━━ DATA FOR THIS TASK ━━
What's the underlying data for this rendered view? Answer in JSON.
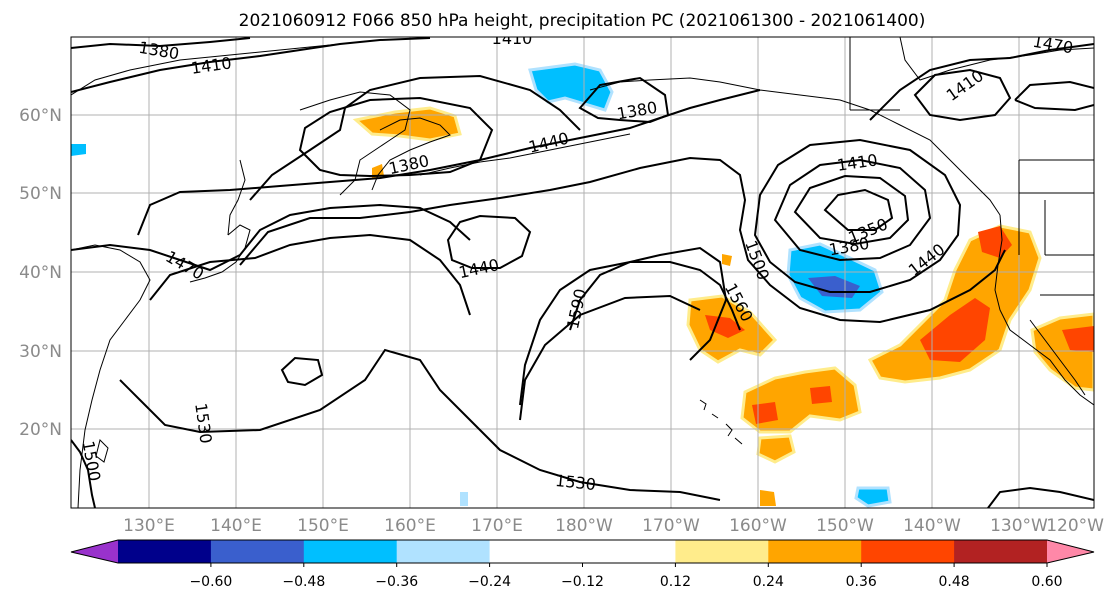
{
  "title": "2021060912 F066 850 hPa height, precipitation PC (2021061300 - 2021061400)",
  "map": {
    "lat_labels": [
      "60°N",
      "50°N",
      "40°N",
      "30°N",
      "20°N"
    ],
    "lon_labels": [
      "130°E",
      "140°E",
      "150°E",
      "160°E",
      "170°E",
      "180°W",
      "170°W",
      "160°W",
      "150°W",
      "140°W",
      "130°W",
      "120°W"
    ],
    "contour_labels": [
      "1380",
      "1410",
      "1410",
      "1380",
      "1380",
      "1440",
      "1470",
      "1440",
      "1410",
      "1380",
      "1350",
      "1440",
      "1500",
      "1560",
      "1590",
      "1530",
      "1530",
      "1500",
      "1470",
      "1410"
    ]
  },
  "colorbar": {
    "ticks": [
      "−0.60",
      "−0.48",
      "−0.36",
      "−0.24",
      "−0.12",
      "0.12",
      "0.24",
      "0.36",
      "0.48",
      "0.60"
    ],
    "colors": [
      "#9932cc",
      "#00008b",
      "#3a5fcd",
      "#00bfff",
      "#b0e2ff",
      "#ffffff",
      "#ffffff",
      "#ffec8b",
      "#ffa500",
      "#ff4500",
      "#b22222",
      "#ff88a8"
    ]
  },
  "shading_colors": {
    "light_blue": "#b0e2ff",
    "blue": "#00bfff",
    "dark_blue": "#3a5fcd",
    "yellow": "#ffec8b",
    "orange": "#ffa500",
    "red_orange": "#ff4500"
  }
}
━━━
= WHAT THE TASK ASKS =
Write out the entries above verbatim; the pictures do not belong in your copy.

= ANSWER FOR THIS EXERCISE =
What's the underlying data for this rendered view? Answer in JSON.
{
  "title": "2021060912 F066 850 hPa height, precipitation PC (2021061300 - 2021061400)",
  "map": {
    "lat_labels": [
      "60°N",
      "50°N",
      "40°N",
      "30°N",
      "20°N"
    ],
    "lon_labels": [
      "130°E",
      "140°E",
      "150°E",
      "160°E",
      "170°E",
      "180°W",
      "170°W",
      "160°W",
      "150°W",
      "140°W",
      "130°W",
      "120°W"
    ],
    "contour_labels": [
      "1380",
      "1410",
      "1410",
      "1380",
      "1380",
      "1440",
      "1470",
      "1440",
      "1410",
      "1380",
      "1350",
      "1440",
      "1500",
      "1560",
      "1590",
      "1530",
      "1530",
      "1500",
      "1470",
      "1410"
    ]
  },
  "colorbar": {
    "ticks": [
      "−0.60",
      "−0.48",
      "−0.36",
      "−0.24",
      "−0.12",
      "0.12",
      "0.24",
      "0.36",
      "0.48",
      "0.60"
    ],
    "colors": [
      "#9932cc",
      "#00008b",
      "#3a5fcd",
      "#00bfff",
      "#b0e2ff",
      "#ffffff",
      "#ffffff",
      "#ffec8b",
      "#ffa500",
      "#ff4500",
      "#b22222",
      "#ff88a8"
    ]
  },
  "shading_colors": {
    "light_blue": "#b0e2ff",
    "blue": "#00bfff",
    "dark_blue": "#3a5fcd",
    "yellow": "#ffec8b",
    "orange": "#ffa500",
    "red_orange": "#ff4500"
  }
}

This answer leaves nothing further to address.